Dataset items:
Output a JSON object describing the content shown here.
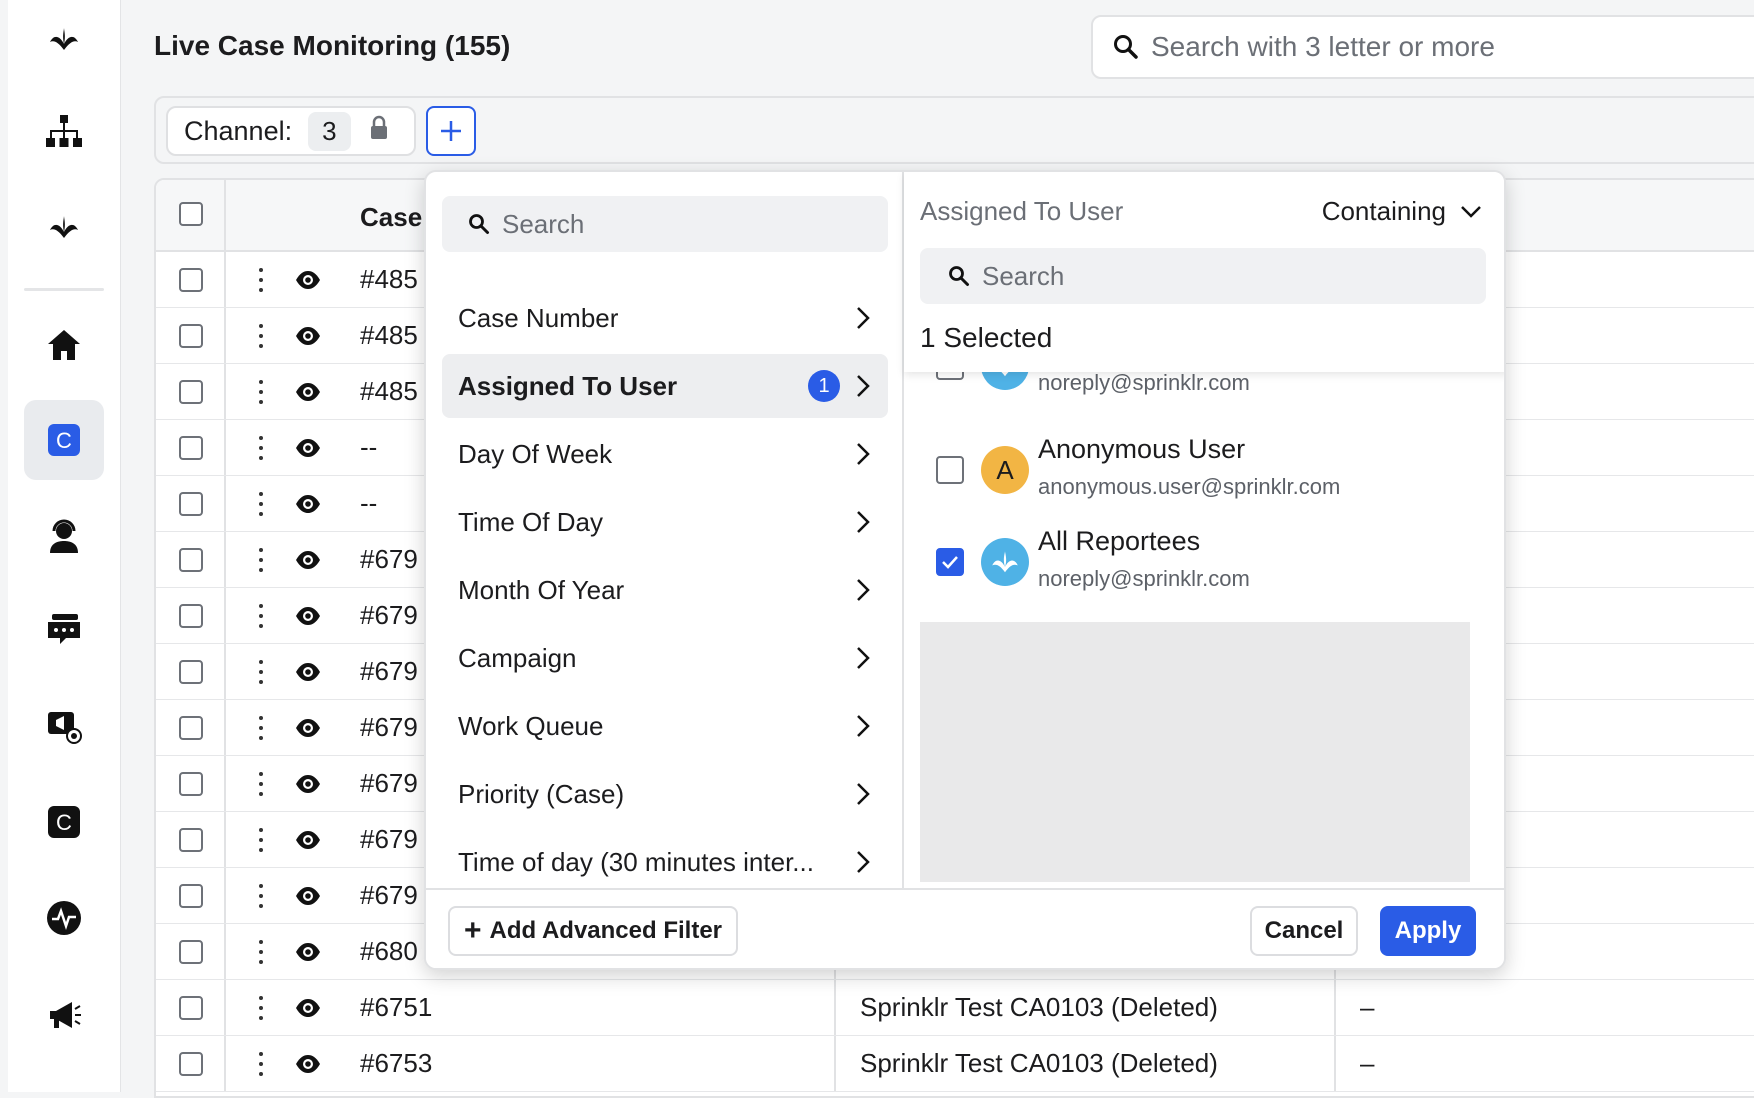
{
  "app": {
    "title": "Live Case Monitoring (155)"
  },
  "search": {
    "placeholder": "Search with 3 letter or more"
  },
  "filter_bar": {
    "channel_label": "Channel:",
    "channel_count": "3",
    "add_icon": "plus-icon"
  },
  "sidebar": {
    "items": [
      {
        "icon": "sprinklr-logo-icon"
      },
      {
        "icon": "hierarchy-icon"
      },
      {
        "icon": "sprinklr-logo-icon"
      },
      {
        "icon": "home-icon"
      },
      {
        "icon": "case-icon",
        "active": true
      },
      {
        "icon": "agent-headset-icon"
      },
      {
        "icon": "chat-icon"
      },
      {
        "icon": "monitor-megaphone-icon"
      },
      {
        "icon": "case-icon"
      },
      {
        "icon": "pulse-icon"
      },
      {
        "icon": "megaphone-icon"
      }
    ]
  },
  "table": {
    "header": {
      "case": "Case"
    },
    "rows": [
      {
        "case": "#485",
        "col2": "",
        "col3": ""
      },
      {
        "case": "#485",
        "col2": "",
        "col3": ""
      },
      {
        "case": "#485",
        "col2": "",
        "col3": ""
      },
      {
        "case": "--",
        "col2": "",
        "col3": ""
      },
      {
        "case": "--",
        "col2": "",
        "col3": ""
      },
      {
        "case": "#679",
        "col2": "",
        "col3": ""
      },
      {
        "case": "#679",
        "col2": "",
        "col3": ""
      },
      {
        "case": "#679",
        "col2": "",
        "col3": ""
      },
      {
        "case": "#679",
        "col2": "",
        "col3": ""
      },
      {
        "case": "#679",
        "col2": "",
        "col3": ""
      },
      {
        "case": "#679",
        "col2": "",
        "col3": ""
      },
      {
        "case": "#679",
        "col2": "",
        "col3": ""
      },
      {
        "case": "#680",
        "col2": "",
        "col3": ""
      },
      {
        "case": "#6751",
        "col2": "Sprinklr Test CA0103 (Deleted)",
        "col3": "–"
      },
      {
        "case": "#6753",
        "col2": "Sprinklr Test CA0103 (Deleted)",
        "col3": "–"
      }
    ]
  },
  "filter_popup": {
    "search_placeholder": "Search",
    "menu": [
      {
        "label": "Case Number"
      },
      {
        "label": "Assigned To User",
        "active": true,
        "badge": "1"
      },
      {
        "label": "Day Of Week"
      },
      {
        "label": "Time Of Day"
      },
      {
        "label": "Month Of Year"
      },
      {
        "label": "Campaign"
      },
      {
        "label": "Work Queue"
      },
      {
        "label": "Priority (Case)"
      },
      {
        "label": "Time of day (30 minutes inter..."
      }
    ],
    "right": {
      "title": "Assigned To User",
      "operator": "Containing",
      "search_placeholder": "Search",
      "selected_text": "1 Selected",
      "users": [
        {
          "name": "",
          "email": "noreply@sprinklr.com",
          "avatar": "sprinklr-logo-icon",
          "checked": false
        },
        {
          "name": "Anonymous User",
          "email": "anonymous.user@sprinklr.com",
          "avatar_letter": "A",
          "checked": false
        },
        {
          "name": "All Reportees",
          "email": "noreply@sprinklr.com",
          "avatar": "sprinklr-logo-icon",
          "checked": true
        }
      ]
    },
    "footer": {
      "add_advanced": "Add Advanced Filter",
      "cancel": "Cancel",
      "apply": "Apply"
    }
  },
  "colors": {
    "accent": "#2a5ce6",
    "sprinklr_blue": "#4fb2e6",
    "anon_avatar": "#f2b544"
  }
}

==

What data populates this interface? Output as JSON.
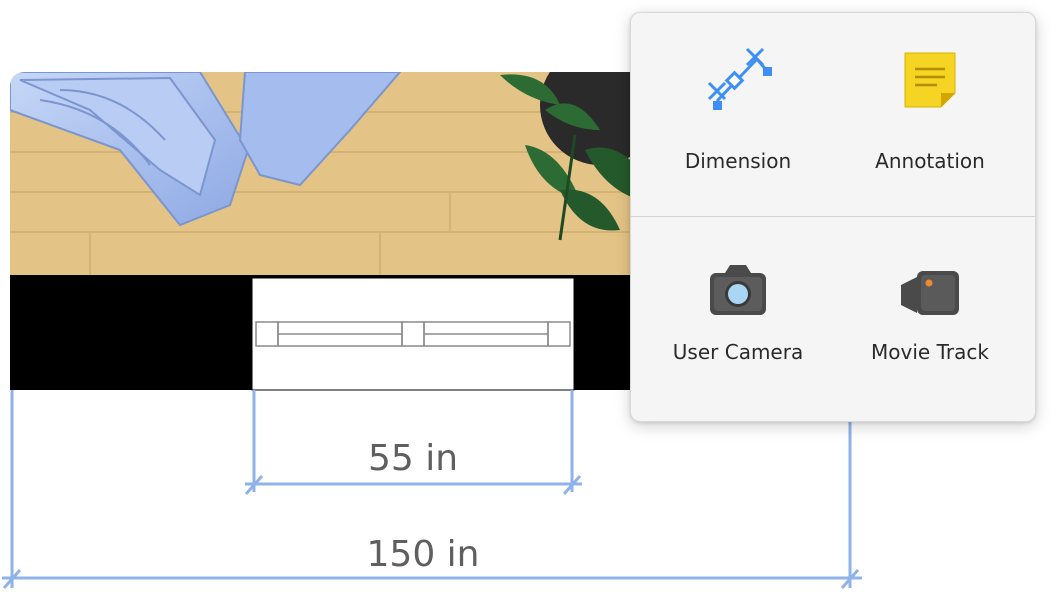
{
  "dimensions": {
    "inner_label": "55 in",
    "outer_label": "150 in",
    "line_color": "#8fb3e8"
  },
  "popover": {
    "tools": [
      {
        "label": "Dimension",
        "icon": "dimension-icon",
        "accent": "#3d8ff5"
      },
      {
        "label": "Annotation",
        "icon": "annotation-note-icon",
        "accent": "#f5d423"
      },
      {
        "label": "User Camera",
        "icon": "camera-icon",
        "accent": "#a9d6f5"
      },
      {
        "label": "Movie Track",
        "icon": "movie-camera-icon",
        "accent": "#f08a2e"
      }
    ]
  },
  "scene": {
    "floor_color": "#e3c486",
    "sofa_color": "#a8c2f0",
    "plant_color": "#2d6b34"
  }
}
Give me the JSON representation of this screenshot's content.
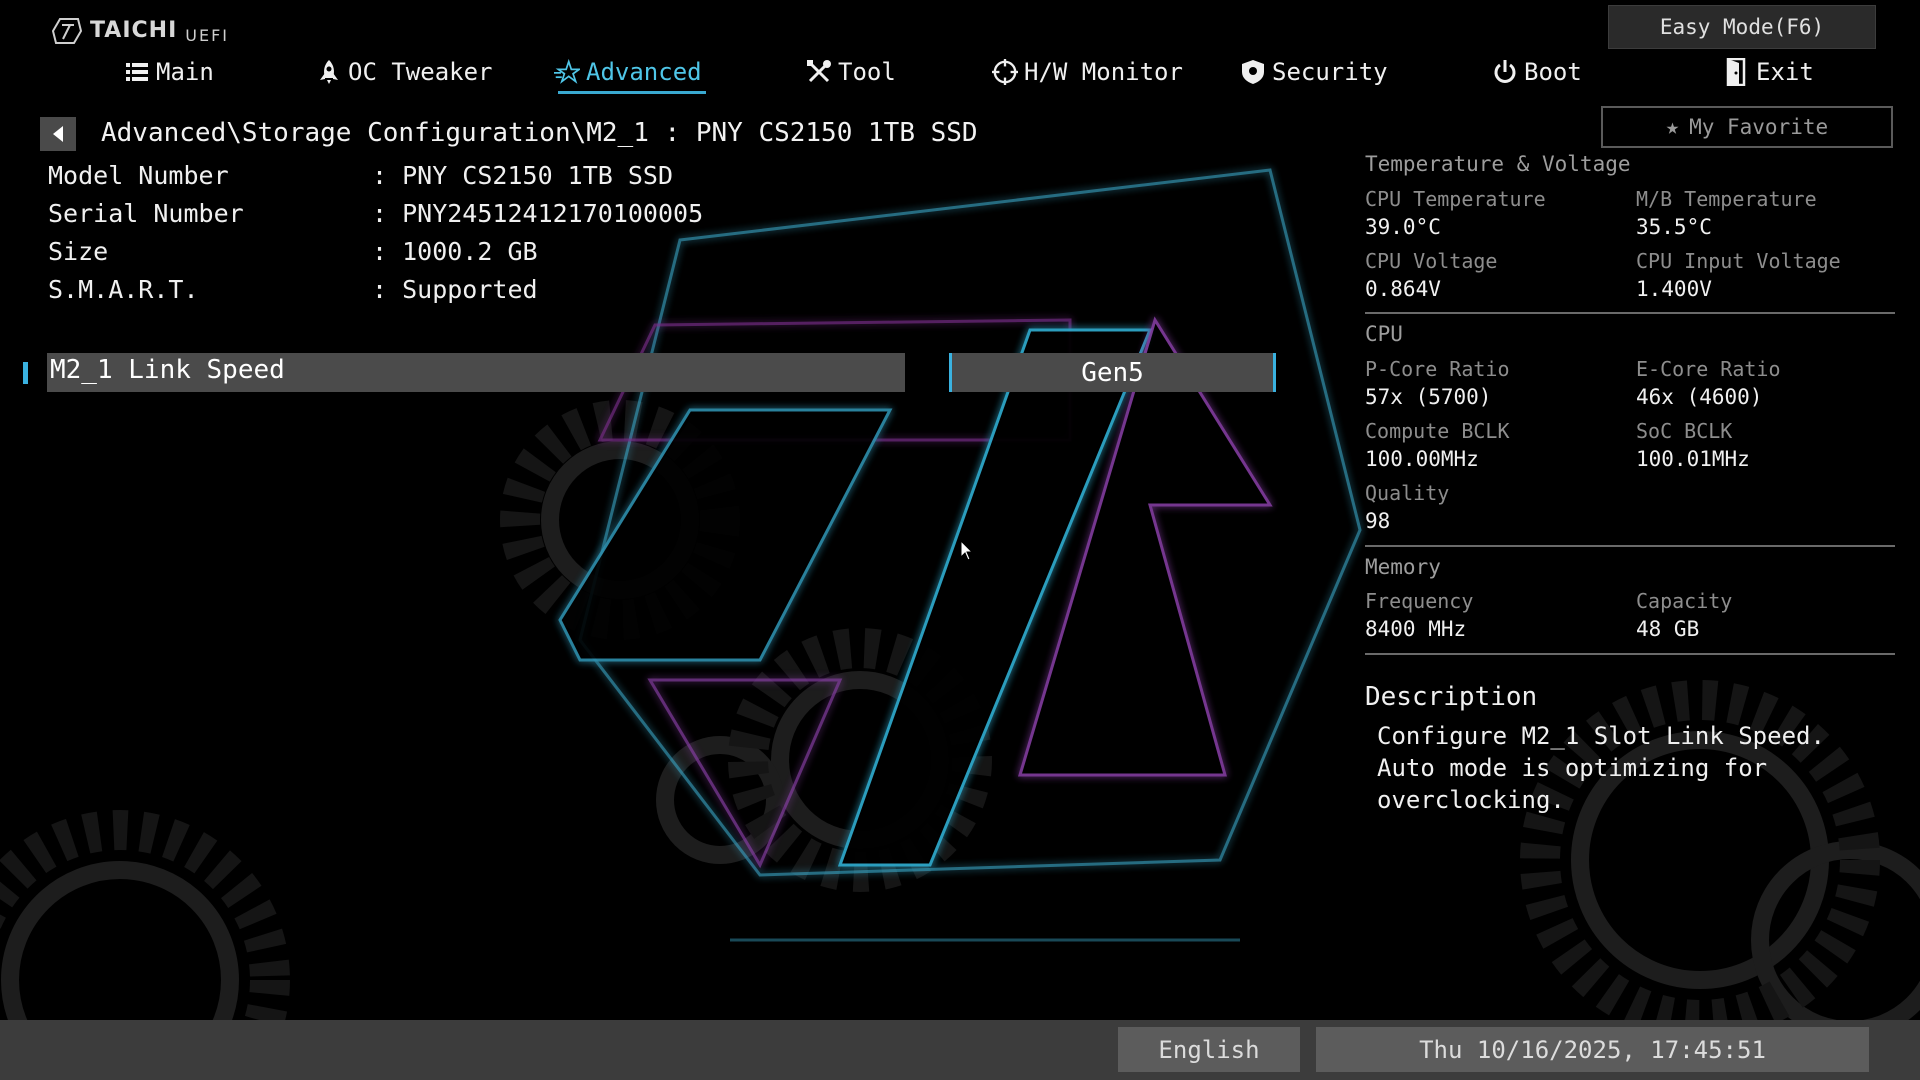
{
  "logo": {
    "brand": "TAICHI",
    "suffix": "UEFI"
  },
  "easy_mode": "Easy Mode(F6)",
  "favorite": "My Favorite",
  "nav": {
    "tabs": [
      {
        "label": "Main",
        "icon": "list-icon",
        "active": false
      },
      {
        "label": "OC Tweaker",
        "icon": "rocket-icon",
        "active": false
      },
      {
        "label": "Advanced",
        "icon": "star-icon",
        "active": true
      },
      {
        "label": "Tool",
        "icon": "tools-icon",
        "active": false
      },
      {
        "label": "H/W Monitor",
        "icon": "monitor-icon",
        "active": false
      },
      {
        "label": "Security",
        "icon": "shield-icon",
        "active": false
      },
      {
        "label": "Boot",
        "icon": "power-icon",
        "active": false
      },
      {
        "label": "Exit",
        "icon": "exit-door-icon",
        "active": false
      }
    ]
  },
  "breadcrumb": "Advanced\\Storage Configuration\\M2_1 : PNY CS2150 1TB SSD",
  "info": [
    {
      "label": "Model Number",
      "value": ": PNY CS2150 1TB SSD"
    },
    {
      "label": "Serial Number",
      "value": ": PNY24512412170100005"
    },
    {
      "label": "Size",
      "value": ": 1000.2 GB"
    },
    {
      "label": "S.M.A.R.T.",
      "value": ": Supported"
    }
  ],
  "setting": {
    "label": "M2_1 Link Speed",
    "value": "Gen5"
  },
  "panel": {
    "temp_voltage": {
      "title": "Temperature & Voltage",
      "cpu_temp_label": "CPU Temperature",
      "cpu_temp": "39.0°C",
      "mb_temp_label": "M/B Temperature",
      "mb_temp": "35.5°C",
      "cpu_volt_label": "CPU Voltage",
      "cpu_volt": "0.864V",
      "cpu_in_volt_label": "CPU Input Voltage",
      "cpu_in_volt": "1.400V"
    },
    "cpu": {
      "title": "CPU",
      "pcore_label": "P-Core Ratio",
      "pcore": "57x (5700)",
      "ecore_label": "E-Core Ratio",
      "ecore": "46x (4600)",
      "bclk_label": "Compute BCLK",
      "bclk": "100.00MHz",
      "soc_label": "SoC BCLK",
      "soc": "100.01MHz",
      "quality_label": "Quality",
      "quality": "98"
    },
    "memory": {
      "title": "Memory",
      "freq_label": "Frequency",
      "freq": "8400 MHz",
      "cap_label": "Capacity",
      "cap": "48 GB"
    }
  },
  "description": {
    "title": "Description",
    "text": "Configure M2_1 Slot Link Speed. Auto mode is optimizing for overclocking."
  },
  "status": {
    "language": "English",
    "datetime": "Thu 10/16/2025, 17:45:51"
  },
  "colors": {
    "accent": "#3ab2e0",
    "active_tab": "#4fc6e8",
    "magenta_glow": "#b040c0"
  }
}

Work to complete: Scan the records for the string "Output". Copy each line in which it appears.

Answer to the exercise:
Output a JSON object describing the content shown here.
What data populates this interface? Output as JSON.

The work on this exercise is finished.